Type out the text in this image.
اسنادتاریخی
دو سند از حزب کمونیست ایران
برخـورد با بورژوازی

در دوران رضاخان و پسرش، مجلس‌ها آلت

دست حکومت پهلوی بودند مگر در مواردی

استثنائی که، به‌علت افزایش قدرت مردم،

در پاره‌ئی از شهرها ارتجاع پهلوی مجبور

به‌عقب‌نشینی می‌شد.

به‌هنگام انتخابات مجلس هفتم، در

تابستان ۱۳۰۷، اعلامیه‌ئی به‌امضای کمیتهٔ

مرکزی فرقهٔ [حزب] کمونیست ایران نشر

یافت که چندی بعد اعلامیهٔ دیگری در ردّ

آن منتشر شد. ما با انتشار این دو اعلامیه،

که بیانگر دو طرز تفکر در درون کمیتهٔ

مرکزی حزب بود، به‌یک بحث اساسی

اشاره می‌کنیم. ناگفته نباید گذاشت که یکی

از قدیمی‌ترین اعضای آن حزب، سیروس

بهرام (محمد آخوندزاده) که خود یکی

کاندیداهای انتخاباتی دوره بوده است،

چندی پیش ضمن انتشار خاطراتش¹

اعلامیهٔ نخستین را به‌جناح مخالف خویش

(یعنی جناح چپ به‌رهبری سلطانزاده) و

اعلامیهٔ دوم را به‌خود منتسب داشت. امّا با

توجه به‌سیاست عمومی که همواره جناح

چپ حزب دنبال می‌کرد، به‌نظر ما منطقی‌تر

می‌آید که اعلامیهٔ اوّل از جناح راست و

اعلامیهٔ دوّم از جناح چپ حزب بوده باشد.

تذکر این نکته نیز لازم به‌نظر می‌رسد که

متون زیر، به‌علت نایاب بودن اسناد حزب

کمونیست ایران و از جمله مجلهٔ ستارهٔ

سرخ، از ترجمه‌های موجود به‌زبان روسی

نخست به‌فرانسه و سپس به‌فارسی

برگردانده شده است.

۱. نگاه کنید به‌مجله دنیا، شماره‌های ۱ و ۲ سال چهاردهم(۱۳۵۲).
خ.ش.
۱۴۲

————

OBJECTIVE:
Extract each record, keeping it identical to the original.

PROBLEM SOLUTION:
Type out the text in this image.
اسنادتاریخی
دو سند از حزب کمونیست ایران
برخـورد با بورژوازی

در دوران رضاخان و پسرش، مجلس‌ها آلت

دست حکومت پهلوی بودند مگر در مواردی

استثنائی که، به‌علت افزایش قدرت مردم،

در پاره‌ئی از شهرها ارتجاع پهلوی مجبور

به‌عقب‌نشینی می‌شد.

به‌هنگام انتخابات مجلس هفتم، در

تابستان ۱۳۰۷، اعلامیه‌ئی به‌امضای کمیتهٔ

مرکزی فرقهٔ [حزب] کمونیست ایران نشر

یافت که چندی بعد اعلامیهٔ دیگری در ردّ

آن منتشر شد. ما با انتشار این دو اعلامیه،

که بیانگر دو طرز تفکر در درون کمیتهٔ

مرکزی حزب بود، به‌یک بحث اساسی

اشاره می‌کنیم. ناگفته نباید گذاشت که یکی

از قدیمی‌ترین اعضای آن حزب، سیروس

بهرام (محمد آخوندزاده) که خود یکی

کاندیداهای انتخاباتی دوره بوده است،

چندی پیش ضمن انتشار خاطراتش¹

اعلامیهٔ نخستین را به‌جناح مخالف خویش

(یعنی جناح چپ به‌رهبری سلطانزاده) و

اعلامیهٔ دوم را به‌خود منتسب داشت. امّا با

توجه به‌سیاست عمومی که همواره جناح

چپ حزب دنبال می‌کرد، به‌نظر ما منطقی‌تر

می‌آید که اعلامیهٔ اوّل از جناح راست و

اعلامیهٔ دوّم از جناح چپ حزب بوده باشد.

تذکر این نکته نیز لازم به‌نظر می‌رسد که

متون زیر، به‌علت نایاب بودن اسناد حزب

کمونیست ایران و از جمله مجلهٔ ستارهٔ

سرخ، از ترجمه‌های موجود به‌زبان روسی

نخست به‌فرانسه و سپس به‌فارسی

برگردانده شده است.

۱. نگاه کنید به‌مجله دنیا، شماره‌های ۱ و ۲ سال چهاردهم(۱۳۵۲).
خ.ش.
۱۴۲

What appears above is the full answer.